GIVEN RECORDS:

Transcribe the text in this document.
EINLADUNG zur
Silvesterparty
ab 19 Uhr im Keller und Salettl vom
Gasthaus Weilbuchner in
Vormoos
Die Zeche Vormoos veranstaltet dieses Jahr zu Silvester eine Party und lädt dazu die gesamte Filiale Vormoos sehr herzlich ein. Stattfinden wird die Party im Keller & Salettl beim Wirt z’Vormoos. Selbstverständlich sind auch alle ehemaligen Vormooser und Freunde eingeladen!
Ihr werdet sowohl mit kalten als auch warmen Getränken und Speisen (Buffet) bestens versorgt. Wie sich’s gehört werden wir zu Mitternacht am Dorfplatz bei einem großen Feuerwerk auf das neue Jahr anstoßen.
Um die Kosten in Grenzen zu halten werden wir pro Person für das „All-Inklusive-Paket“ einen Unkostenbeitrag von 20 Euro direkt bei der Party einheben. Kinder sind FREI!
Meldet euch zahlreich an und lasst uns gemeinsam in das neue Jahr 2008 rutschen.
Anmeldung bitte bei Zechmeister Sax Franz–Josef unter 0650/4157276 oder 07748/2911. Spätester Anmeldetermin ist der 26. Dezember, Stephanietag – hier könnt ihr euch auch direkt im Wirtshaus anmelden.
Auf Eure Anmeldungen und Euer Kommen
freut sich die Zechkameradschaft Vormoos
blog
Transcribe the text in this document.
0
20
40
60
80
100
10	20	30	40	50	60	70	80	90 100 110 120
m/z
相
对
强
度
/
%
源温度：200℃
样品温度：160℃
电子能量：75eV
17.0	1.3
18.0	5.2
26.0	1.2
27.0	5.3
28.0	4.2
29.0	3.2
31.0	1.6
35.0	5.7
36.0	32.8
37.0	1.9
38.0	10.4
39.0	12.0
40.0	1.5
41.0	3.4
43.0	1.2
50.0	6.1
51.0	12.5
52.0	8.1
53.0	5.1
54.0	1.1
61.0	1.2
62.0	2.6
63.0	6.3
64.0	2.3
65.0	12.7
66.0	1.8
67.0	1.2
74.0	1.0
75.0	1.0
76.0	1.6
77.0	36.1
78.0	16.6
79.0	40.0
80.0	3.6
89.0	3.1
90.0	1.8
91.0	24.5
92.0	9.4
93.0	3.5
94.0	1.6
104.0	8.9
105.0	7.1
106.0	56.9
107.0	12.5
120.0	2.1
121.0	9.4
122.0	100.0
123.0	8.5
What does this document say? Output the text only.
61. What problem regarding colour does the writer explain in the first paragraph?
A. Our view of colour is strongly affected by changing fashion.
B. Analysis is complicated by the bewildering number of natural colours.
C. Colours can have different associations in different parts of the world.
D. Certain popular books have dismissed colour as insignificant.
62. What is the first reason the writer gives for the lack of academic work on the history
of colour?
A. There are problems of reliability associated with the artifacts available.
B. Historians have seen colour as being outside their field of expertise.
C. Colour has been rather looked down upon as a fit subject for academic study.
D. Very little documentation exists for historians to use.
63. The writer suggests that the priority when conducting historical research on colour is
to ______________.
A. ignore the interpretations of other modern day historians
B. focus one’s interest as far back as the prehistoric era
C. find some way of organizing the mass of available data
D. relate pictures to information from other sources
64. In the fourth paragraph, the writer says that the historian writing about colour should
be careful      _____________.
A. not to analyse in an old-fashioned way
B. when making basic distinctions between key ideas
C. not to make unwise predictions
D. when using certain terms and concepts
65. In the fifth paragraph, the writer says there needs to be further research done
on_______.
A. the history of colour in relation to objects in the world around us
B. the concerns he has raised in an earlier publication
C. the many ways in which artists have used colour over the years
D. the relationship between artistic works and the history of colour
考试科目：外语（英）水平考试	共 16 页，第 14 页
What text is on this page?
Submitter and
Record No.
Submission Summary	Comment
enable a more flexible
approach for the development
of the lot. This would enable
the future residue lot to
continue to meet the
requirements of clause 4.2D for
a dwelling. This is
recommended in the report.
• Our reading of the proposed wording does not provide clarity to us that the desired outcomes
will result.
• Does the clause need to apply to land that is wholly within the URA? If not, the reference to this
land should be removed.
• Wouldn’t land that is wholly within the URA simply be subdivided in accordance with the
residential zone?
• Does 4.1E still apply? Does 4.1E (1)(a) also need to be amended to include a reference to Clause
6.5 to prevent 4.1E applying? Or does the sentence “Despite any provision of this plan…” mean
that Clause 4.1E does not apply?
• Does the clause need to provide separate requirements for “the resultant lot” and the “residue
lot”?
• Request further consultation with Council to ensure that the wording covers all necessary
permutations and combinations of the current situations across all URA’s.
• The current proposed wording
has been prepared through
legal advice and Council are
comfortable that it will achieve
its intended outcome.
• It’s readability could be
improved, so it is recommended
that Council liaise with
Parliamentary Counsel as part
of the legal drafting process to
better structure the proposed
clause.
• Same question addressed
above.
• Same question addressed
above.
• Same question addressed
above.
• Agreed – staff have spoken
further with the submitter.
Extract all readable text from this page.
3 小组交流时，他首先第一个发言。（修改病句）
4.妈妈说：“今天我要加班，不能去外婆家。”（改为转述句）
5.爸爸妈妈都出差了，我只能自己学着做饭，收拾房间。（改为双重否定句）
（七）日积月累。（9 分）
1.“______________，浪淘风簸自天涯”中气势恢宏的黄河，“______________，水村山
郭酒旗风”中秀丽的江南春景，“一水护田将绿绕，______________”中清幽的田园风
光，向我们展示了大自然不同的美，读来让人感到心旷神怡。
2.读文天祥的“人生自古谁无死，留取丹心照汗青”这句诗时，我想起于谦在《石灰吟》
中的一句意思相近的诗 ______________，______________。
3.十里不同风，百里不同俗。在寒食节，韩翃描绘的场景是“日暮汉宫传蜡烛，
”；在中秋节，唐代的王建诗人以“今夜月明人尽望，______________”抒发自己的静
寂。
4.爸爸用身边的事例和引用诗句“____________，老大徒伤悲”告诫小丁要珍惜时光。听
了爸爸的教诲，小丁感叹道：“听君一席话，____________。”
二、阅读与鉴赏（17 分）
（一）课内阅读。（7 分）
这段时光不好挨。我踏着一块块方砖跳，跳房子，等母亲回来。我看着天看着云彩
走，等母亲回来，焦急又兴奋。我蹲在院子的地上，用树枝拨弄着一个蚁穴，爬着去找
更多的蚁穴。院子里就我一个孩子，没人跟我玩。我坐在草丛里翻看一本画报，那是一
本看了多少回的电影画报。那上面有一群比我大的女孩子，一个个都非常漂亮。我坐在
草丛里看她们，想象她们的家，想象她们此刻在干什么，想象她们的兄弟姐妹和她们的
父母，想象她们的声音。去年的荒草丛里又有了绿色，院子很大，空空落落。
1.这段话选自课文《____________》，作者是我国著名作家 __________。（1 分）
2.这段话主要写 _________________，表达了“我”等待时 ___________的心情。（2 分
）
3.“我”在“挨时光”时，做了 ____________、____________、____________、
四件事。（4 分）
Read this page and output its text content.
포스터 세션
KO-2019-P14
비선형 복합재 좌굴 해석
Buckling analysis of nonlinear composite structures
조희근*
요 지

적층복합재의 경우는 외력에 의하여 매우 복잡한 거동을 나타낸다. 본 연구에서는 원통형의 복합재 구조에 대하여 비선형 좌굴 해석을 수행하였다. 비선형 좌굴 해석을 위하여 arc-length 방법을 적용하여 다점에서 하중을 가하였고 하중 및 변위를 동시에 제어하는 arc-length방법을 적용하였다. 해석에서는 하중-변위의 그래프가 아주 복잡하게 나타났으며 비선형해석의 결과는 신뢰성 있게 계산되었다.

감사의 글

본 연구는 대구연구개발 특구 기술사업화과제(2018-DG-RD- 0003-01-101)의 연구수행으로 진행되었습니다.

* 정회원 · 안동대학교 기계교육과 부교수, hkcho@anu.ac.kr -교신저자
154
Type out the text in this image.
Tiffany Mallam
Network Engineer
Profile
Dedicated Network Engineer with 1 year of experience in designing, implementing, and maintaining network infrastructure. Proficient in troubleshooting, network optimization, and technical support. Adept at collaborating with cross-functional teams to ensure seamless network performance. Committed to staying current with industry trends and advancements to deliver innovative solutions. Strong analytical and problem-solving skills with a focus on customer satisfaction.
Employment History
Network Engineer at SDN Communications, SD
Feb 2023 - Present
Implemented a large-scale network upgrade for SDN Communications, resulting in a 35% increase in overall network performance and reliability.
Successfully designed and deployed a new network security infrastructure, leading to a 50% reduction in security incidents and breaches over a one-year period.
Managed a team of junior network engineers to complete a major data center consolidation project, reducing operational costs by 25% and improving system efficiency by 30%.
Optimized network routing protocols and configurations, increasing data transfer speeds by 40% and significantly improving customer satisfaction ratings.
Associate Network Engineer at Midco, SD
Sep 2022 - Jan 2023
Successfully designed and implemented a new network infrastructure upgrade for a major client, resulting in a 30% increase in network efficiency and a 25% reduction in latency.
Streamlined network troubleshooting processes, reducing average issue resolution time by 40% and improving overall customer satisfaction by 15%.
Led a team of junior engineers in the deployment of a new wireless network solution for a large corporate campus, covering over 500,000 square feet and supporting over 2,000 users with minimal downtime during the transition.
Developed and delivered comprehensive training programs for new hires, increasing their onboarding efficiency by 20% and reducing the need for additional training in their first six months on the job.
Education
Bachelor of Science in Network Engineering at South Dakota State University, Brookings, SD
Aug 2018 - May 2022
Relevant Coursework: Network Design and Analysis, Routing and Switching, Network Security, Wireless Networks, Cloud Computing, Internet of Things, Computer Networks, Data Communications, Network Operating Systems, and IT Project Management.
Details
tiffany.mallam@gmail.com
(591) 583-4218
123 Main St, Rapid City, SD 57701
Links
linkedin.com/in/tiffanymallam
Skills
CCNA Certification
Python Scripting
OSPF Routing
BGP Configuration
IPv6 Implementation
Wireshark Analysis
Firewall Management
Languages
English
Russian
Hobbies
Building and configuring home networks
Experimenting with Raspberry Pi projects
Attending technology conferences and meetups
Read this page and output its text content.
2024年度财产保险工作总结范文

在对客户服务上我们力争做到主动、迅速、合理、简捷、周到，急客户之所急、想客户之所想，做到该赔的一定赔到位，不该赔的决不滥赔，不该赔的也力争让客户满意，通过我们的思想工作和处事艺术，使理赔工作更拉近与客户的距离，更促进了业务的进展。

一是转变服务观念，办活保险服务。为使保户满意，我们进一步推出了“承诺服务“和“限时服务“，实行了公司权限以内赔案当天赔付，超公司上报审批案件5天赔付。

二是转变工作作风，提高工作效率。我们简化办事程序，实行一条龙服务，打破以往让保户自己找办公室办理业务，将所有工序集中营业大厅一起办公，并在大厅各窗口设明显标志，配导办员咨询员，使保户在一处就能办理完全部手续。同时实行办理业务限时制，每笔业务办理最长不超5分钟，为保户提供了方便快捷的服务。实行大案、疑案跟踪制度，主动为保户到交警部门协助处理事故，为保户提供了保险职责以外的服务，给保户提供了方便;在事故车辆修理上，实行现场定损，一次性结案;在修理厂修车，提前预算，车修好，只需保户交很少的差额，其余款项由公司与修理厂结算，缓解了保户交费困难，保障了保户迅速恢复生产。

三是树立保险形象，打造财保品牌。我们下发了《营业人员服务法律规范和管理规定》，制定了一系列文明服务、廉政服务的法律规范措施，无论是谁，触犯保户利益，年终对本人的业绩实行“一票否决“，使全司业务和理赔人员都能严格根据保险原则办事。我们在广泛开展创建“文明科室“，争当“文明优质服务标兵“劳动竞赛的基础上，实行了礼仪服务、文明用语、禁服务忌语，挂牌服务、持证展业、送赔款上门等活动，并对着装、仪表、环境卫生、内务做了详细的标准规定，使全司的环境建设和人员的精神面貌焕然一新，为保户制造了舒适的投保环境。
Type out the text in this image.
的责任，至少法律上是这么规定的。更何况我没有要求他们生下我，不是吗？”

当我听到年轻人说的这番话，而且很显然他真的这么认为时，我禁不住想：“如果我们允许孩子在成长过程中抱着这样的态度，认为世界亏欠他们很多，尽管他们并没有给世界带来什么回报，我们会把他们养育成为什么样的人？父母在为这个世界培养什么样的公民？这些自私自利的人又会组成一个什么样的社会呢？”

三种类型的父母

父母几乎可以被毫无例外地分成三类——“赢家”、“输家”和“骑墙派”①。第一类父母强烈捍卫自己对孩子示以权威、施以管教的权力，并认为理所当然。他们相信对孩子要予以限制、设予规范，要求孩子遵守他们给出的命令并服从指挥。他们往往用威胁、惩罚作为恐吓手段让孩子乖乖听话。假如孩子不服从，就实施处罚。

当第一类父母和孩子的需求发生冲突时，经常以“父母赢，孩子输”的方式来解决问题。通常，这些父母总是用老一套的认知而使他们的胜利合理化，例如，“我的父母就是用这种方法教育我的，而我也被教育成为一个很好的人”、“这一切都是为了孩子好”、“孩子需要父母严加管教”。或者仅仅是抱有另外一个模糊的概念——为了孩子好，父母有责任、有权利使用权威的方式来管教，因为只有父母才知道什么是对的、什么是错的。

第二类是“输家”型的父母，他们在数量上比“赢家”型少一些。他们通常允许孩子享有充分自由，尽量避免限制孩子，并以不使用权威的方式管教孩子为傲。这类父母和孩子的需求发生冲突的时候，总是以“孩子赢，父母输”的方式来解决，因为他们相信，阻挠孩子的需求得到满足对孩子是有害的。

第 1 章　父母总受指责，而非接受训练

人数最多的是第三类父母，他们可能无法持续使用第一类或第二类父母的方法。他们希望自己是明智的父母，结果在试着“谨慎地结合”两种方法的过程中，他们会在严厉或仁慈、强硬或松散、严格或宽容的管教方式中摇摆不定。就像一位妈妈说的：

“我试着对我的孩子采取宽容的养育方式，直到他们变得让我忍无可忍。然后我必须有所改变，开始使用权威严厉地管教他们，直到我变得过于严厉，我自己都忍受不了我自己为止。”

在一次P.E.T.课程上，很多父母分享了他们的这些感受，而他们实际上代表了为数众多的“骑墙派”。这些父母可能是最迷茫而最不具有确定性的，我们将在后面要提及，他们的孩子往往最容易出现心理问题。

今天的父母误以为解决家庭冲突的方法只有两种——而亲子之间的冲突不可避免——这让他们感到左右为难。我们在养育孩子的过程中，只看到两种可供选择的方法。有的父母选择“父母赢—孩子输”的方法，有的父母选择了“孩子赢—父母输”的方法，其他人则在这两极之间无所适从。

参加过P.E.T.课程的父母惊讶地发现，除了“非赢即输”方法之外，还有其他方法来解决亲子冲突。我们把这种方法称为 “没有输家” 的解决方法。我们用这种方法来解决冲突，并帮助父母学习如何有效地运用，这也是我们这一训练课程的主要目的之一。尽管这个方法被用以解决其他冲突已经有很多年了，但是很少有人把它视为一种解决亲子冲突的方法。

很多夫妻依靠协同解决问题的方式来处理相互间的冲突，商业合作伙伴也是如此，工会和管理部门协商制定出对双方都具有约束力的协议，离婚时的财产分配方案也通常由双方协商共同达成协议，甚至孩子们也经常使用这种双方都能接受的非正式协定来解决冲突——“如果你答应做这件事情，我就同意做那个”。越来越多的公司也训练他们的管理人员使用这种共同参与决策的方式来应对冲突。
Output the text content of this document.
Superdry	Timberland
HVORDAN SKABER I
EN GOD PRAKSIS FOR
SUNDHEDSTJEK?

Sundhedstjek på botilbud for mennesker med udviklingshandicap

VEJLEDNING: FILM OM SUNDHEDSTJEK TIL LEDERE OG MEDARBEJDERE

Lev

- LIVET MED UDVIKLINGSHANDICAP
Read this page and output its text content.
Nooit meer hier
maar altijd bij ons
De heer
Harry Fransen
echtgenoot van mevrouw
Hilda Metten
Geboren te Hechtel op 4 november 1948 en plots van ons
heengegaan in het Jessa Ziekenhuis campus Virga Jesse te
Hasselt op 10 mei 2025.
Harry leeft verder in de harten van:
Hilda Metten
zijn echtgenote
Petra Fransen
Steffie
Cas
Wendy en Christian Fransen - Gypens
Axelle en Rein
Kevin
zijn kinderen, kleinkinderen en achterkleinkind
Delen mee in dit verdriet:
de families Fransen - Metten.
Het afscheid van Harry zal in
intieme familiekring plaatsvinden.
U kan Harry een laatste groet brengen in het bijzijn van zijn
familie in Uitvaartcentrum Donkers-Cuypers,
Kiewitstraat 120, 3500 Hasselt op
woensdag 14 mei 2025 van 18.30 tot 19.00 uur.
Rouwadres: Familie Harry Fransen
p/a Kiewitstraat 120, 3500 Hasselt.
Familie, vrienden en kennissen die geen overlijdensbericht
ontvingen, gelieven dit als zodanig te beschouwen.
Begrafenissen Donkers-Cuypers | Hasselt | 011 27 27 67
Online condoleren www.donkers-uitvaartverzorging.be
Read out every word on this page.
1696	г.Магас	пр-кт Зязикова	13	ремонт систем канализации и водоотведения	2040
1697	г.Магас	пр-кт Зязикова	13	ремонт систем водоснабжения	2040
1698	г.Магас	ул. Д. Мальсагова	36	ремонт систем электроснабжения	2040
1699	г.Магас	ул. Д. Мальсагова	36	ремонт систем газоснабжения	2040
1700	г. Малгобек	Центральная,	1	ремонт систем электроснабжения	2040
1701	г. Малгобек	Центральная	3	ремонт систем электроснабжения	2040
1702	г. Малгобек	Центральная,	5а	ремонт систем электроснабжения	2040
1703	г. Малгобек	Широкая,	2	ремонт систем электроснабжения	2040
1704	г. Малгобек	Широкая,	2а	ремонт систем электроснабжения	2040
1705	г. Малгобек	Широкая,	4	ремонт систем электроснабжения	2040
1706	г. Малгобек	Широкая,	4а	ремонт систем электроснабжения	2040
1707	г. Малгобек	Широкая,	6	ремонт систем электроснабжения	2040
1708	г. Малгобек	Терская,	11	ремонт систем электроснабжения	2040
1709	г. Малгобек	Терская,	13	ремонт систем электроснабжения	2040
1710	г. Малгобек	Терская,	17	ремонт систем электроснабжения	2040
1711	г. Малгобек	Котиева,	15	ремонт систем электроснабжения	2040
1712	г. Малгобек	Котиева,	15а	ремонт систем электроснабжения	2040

YOUR OBJECTIVE:
Report only how many lines in the listing contain the string "zijn".

RESULT OF THIS TASK:
3